◆ **Request**:
Go through the listing beneath this task and return every line that carries the string "Assigned".

◆ **Records from a data collection**:
★ ★ ★ ★ ★

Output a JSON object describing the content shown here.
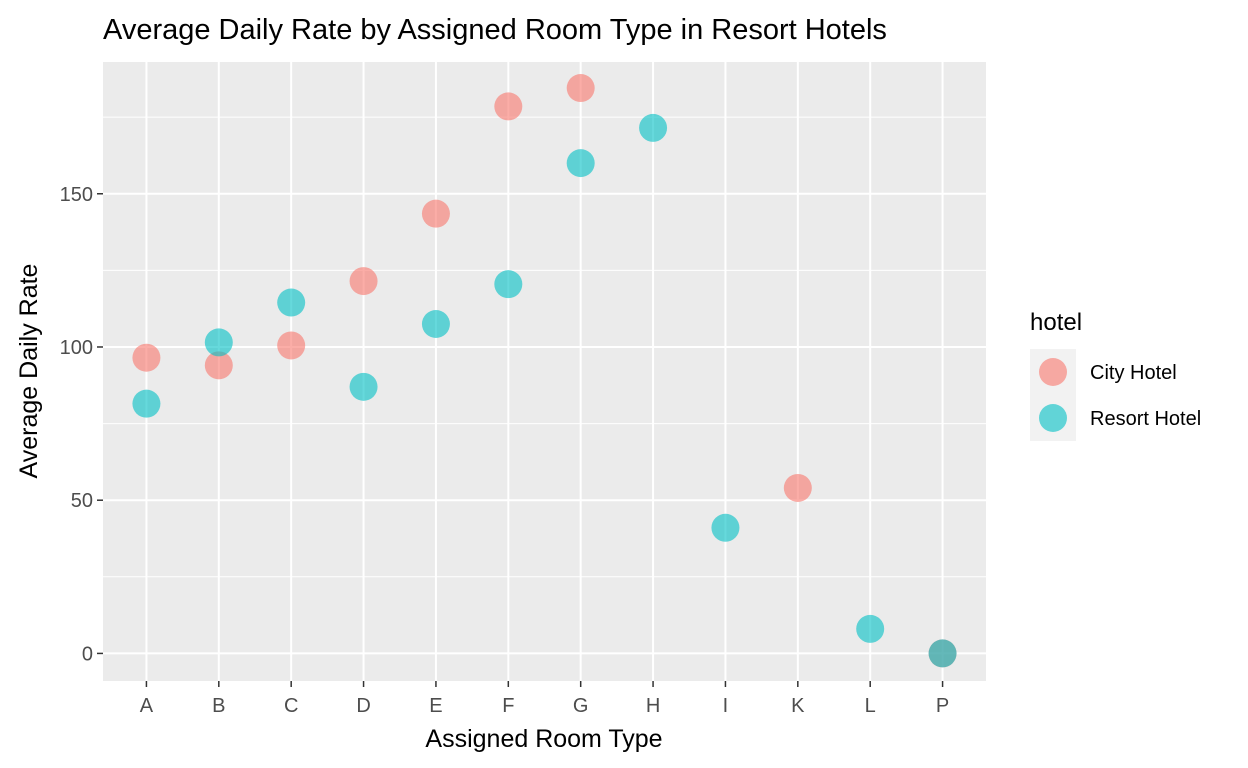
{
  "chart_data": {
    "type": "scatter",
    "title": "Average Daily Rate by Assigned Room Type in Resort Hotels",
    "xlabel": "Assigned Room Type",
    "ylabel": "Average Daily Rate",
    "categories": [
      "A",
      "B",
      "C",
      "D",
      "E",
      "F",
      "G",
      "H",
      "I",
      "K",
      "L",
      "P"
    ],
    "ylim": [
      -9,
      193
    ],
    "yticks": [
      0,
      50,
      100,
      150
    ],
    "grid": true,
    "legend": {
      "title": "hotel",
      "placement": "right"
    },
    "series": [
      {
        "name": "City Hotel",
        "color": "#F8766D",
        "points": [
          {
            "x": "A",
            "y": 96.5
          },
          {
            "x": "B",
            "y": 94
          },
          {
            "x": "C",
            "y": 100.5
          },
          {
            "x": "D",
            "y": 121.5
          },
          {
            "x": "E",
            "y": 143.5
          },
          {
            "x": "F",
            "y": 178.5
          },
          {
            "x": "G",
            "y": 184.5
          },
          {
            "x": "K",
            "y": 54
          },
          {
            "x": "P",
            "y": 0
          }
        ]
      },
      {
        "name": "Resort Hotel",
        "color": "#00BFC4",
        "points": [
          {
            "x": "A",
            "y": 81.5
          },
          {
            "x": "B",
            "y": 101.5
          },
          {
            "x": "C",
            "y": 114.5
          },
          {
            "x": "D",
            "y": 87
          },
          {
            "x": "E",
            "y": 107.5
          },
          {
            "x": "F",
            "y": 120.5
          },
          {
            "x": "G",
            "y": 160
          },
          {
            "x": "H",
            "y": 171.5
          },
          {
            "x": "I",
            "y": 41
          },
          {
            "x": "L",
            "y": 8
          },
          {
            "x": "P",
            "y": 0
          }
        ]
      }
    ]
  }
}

★ ★ ★ ★ ★

◆ **Result of the exercise**:
    "title": "Average Daily Rate by Assigned Room Type in Resort Hotels",
    "xlabel": "Assigned Room Type",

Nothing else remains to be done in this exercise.